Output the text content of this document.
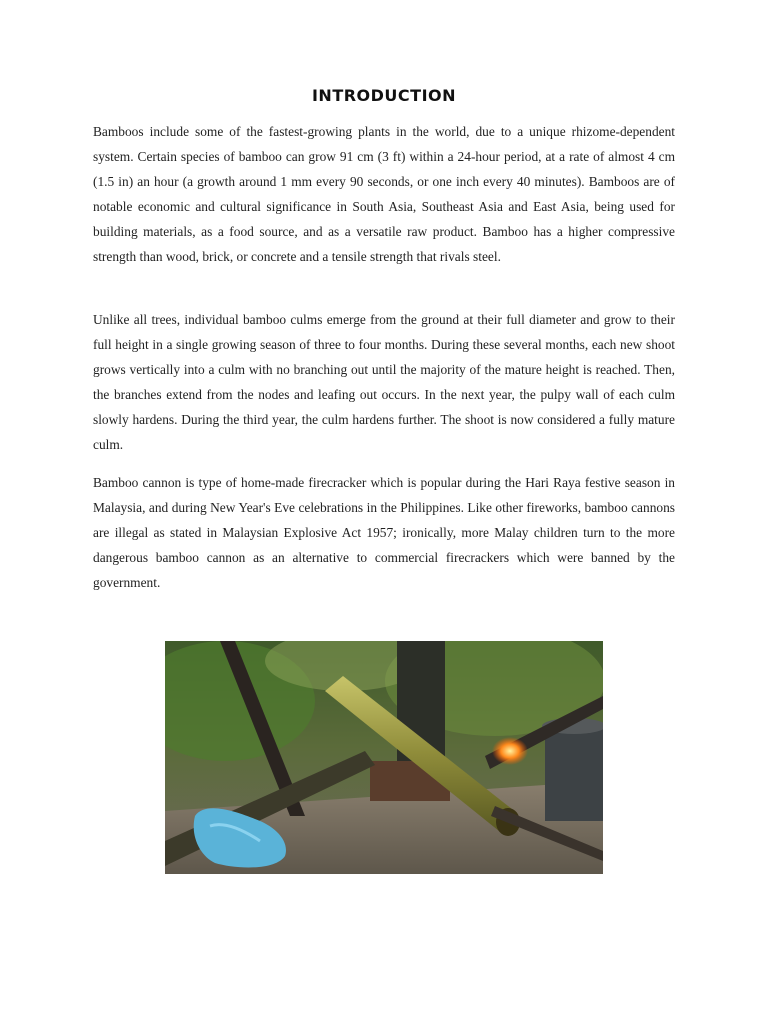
INTRODUCTION

Bamboos include some of the fastest-growing plants in the world, due to a unique rhizome-dependent system. Certain species of bamboo can grow 91 cm (3 ft) within a 24-hour period, at a rate of almost 4 cm (1.5 in) an hour (a growth around 1 mm every 90 seconds, or one inch every 40 minutes). Bamboos are of notable economic and cultural significance in South Asia, Southeast Asia and East Asia, being used for building materials, as a food source, and as a versatile raw product. Bamboo has a higher compressive strength than wood, brick, or concrete and a tensile strength that rivals steel.

Unlike all trees, individual bamboo culms emerge from the ground at their full diameter and grow to their full height in a single growing season of three to four months. During these several months, each new shoot grows vertically into a culm with no branching out until the majority of the mature height is reached. Then, the branches extend from the nodes and leafing out occurs. In the next year, the pulpy wall of each culm slowly hardens. During the third year, the culm hardens further. The shoot is now considered a fully mature culm.

Bamboo cannon is type of home-made firecracker which is popular during the Hari Raya festive season in Malaysia, and during New Year's Eve celebrations in the Philippines. Like other fireworks, bamboo cannons are illegal as stated in Malaysian Explosive Act 1957; ironically, more Malay children turn to the more dangerous bamboo cannon as an alternative to commercial firecrackers which were banned by the government.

◆ Objective
Write out each entry exactly as given, but skip the pictures.

◆ Written response
Output the text content of this document.
INTRODUCTION

Bamboos include some of the fastest-growing plants in the world, due to a unique rhizome-dependent system. Certain species of bamboo can grow 91 cm (3 ft) within a 24-hour period, at a rate of almost 4 cm (1.5 in) an hour (a growth around 1 mm every 90 seconds, or one inch every 40 minutes). Bamboos are of notable economic and cultural significance in South Asia, Southeast Asia and East Asia, being used for building materials, as a food source, and as a versatile raw product. Bamboo has a higher compressive strength than wood, brick, or concrete and a tensile strength that rivals steel.

Unlike all trees, individual bamboo culms emerge from the ground at their full diameter and grow to their full height in a single growing season of three to four months. During these several months, each new shoot grows vertically into a culm with no branching out until the majority of the mature height is reached. Then, the branches extend from the nodes and leafing out occurs. In the next year, the pulpy wall of each culm slowly hardens. During the third year, the culm hardens further. The shoot is now considered a fully mature culm.

Bamboo cannon is type of home-made firecracker which is popular during the Hari Raya festive season in Malaysia, and during New Year's Eve celebrations in the Philippines. Like other fireworks, bamboo cannons are illegal as stated in Malaysian Explosive Act 1957; ironically, more Malay children turn to the more dangerous bamboo cannon as an alternative to commercial firecrackers which were banned by the government.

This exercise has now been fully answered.